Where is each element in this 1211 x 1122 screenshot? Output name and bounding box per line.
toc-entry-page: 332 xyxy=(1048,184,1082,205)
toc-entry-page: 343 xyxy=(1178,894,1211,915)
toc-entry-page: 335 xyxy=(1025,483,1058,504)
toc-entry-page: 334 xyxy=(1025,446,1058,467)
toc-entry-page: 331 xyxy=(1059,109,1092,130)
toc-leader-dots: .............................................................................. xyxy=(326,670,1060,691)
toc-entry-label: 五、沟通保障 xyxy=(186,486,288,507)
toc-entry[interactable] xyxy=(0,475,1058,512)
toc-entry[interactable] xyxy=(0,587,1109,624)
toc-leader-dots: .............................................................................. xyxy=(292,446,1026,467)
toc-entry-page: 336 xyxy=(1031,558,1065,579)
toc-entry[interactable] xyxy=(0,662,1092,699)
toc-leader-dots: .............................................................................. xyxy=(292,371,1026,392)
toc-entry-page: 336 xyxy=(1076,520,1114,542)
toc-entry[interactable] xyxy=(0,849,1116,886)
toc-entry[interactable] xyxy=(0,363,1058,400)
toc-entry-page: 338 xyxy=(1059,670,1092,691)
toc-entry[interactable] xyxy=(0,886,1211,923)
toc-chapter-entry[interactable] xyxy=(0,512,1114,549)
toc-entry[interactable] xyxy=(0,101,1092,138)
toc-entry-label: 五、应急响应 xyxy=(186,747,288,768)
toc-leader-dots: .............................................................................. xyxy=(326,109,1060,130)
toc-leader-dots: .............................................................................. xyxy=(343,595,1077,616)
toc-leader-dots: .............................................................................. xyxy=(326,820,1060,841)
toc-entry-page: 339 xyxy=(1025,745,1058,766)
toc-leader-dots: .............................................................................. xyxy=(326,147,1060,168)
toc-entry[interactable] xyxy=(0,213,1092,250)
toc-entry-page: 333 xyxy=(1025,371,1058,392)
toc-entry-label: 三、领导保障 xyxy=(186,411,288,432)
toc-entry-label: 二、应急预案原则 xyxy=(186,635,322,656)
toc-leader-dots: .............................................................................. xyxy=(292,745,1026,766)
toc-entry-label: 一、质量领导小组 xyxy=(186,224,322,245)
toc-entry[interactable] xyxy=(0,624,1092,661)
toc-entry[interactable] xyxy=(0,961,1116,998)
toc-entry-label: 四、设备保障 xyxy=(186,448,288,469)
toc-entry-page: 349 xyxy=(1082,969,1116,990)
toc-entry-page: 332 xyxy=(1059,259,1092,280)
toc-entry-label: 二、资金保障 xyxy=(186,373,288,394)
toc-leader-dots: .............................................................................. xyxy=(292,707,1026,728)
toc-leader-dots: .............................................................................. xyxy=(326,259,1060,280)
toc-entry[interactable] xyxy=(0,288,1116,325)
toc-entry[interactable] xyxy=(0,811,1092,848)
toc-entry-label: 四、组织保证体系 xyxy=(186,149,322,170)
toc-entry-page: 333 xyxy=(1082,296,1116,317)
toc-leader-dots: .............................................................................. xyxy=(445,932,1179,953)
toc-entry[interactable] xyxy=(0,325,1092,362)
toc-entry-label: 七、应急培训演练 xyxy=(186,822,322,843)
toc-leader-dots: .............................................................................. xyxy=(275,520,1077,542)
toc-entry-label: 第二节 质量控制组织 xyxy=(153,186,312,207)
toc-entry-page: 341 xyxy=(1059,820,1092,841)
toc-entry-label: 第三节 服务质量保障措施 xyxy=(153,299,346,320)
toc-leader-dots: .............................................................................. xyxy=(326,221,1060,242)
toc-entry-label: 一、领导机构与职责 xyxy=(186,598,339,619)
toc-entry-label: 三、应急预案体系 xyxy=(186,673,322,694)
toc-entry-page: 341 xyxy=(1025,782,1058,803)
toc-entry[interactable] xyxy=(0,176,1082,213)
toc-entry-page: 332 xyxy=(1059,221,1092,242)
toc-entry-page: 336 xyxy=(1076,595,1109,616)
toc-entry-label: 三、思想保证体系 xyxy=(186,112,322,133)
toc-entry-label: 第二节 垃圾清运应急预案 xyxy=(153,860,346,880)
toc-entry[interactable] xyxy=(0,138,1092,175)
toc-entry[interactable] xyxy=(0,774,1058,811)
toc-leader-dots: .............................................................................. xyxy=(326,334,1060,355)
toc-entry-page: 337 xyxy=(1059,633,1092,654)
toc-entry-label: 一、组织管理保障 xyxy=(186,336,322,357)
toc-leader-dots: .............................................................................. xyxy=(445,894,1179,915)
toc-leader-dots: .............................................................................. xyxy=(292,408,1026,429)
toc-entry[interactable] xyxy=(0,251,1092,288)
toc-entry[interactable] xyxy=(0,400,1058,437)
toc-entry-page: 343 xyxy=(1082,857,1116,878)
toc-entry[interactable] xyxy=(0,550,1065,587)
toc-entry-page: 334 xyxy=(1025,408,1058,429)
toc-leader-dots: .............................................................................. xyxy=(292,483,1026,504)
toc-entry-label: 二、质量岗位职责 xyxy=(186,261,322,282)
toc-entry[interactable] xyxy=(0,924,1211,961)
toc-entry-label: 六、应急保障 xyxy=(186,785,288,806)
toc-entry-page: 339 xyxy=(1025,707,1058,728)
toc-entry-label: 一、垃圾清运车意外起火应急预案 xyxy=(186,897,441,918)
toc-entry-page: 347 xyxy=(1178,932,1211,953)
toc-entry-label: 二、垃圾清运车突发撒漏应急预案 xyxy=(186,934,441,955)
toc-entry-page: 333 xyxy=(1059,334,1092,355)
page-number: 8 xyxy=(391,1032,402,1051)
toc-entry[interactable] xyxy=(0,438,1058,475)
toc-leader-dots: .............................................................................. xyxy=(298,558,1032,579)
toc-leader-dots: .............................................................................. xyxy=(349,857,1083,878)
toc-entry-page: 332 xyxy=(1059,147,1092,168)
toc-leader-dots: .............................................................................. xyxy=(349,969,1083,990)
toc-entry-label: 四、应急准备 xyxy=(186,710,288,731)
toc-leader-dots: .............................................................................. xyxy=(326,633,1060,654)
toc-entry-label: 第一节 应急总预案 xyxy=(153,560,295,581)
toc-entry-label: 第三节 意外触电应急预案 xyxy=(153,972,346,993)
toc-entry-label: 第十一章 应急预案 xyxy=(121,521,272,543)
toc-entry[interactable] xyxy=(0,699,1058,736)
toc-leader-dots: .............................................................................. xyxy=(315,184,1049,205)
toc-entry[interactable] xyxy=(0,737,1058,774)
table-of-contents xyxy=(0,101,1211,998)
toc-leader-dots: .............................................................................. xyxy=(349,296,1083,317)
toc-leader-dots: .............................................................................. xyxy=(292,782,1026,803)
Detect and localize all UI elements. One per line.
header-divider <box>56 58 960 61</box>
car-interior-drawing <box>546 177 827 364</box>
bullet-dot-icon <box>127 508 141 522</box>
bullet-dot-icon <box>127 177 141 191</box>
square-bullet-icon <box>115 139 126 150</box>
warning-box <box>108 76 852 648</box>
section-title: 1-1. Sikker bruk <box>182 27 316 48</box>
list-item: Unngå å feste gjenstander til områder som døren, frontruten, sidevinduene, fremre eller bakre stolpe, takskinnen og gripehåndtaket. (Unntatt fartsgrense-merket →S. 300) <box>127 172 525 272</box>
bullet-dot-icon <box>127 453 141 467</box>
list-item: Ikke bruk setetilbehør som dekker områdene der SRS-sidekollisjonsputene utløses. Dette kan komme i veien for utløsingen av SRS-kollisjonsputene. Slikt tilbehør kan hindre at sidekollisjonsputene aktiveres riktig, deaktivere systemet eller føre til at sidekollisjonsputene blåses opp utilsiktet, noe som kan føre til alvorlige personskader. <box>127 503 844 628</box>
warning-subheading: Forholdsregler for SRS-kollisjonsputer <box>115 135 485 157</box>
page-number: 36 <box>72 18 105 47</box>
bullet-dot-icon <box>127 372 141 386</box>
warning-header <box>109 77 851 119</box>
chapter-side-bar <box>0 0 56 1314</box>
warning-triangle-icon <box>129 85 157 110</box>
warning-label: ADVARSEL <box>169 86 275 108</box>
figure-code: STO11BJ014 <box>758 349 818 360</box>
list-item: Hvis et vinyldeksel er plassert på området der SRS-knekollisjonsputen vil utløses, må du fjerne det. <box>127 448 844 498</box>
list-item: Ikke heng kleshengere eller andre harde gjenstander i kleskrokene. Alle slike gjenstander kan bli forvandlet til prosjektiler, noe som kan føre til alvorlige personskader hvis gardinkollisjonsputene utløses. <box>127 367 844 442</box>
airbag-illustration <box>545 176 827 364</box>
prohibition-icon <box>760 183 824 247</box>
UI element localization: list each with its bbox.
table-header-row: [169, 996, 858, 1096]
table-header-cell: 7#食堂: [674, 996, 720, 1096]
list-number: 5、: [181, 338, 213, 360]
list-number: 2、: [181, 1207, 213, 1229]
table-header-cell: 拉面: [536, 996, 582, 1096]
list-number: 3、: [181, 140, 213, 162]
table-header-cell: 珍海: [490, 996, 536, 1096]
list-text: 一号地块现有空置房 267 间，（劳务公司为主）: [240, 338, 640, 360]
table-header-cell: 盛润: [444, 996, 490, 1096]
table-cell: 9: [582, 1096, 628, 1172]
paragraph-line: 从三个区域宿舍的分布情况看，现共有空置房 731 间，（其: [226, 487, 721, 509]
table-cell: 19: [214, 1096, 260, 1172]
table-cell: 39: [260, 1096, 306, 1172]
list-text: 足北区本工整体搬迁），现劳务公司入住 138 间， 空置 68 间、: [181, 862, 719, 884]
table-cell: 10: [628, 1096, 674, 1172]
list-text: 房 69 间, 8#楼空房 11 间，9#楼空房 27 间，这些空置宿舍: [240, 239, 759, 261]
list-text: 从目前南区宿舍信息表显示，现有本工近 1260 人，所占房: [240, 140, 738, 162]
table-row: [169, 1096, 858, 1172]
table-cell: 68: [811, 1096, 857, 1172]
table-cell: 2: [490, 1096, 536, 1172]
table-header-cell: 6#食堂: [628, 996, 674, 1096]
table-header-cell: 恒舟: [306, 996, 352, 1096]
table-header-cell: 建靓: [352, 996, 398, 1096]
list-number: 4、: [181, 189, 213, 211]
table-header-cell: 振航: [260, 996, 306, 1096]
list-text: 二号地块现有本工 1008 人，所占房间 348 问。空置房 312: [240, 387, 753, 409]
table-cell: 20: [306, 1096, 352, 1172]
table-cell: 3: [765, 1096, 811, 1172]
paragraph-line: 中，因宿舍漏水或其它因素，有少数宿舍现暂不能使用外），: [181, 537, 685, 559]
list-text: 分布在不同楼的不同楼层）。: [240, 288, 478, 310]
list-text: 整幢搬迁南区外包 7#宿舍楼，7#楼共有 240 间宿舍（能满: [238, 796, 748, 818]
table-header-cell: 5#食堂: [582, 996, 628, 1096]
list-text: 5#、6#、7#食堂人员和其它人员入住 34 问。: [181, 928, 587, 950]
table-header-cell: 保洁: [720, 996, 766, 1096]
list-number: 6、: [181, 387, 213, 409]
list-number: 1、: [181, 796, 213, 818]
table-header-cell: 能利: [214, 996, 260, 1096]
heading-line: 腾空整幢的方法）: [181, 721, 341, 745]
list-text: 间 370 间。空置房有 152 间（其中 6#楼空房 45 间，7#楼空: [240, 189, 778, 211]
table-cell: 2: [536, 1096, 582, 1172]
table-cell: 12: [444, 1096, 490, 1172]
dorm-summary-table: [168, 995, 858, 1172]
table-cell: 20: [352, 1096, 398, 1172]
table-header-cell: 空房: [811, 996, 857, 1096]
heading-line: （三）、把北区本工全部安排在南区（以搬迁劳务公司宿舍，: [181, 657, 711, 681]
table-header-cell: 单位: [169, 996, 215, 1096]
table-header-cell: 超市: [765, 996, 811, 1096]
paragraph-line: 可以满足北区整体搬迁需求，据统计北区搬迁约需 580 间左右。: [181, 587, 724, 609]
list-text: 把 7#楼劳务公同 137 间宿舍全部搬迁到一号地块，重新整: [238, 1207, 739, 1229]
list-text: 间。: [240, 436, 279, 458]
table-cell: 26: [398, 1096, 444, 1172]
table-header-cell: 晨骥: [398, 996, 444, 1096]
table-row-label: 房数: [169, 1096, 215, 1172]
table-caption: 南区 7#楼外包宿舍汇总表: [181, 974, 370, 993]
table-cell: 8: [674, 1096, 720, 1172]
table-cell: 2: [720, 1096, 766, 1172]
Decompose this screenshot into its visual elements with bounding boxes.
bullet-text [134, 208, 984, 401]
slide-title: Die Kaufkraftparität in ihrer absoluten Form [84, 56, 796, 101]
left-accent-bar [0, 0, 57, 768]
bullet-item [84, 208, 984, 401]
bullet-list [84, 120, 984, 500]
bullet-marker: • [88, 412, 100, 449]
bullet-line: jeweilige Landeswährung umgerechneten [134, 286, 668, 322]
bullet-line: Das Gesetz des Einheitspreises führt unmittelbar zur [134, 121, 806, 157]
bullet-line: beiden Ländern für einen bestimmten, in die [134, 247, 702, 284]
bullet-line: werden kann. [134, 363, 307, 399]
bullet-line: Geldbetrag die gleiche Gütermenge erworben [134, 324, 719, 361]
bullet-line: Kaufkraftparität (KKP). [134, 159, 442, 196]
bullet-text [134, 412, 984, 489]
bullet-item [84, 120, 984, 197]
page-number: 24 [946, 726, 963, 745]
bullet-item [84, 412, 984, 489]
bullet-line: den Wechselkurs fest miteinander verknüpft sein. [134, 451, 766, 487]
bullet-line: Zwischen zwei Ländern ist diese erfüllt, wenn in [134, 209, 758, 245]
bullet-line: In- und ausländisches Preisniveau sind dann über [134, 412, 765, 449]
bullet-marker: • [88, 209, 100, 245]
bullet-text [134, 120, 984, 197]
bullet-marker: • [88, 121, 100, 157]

********

WHAT YOU NEED TO DO » Can you write out the rows from the first one through the line containing "toc-entry-label: 四、设备保障 xyxy=(186,448,288,469)", substituting "clickable" for every "interactable" and leaving everything else unchanged?

THE OUTPUT »
Where is each element in this 1211 x 1122 screenshot? Output name and bounding box per line.
toc-entry-page: 332 xyxy=(1048,184,1082,205)
toc-entry-page: 343 xyxy=(1178,894,1211,915)
toc-entry-page: 335 xyxy=(1025,483,1058,504)
toc-entry-page: 334 xyxy=(1025,446,1058,467)
toc-entry-page: 331 xyxy=(1059,109,1092,130)
toc-leader-dots: .............................................................................. xyxy=(326,670,1060,691)
toc-entry-label: 五、沟通保障 xyxy=(186,486,288,507)
toc-entry[clickable] xyxy=(0,475,1058,512)
toc-entry[clickable] xyxy=(0,587,1109,624)
toc-leader-dots: .............................................................................. xyxy=(292,446,1026,467)
toc-entry-page: 336 xyxy=(1031,558,1065,579)
toc-entry[clickable] xyxy=(0,662,1092,699)
toc-leader-dots: .............................................................................. xyxy=(292,371,1026,392)
toc-entry-page: 336 xyxy=(1076,520,1114,542)
toc-entry[clickable] xyxy=(0,849,1116,886)
toc-entry[clickable] xyxy=(0,363,1058,400)
toc-entry-page: 338 xyxy=(1059,670,1092,691)
toc-entry[clickable] xyxy=(0,886,1211,923)
toc-chapter-entry[clickable] xyxy=(0,512,1114,549)
toc-entry[clickable] xyxy=(0,101,1092,138)
toc-entry-label: 五、应急响应 xyxy=(186,747,288,768)
toc-leader-dots: .............................................................................. xyxy=(326,109,1060,130)
toc-leader-dots: .............................................................................. xyxy=(343,595,1077,616)
toc-leader-dots: .............................................................................. xyxy=(326,820,1060,841)
toc-entry-page: 339 xyxy=(1025,745,1058,766)
toc-leader-dots: .............................................................................. xyxy=(326,147,1060,168)
toc-entry[clickable] xyxy=(0,213,1092,250)
toc-entry-page: 333 xyxy=(1025,371,1058,392)
toc-entry-label: 三、领导保障 xyxy=(186,411,288,432)
toc-entry-label: 二、应急预案原则 xyxy=(186,635,322,656)
toc-leader-dots: .............................................................................. xyxy=(292,745,1026,766)
toc-entry-label: 一、质量领导小组 xyxy=(186,224,322,245)
toc-entry[clickable] xyxy=(0,624,1092,661)
toc-entry[clickable] xyxy=(0,961,1116,998)
toc-entry-label: 四、设备保障 xyxy=(186,448,288,469)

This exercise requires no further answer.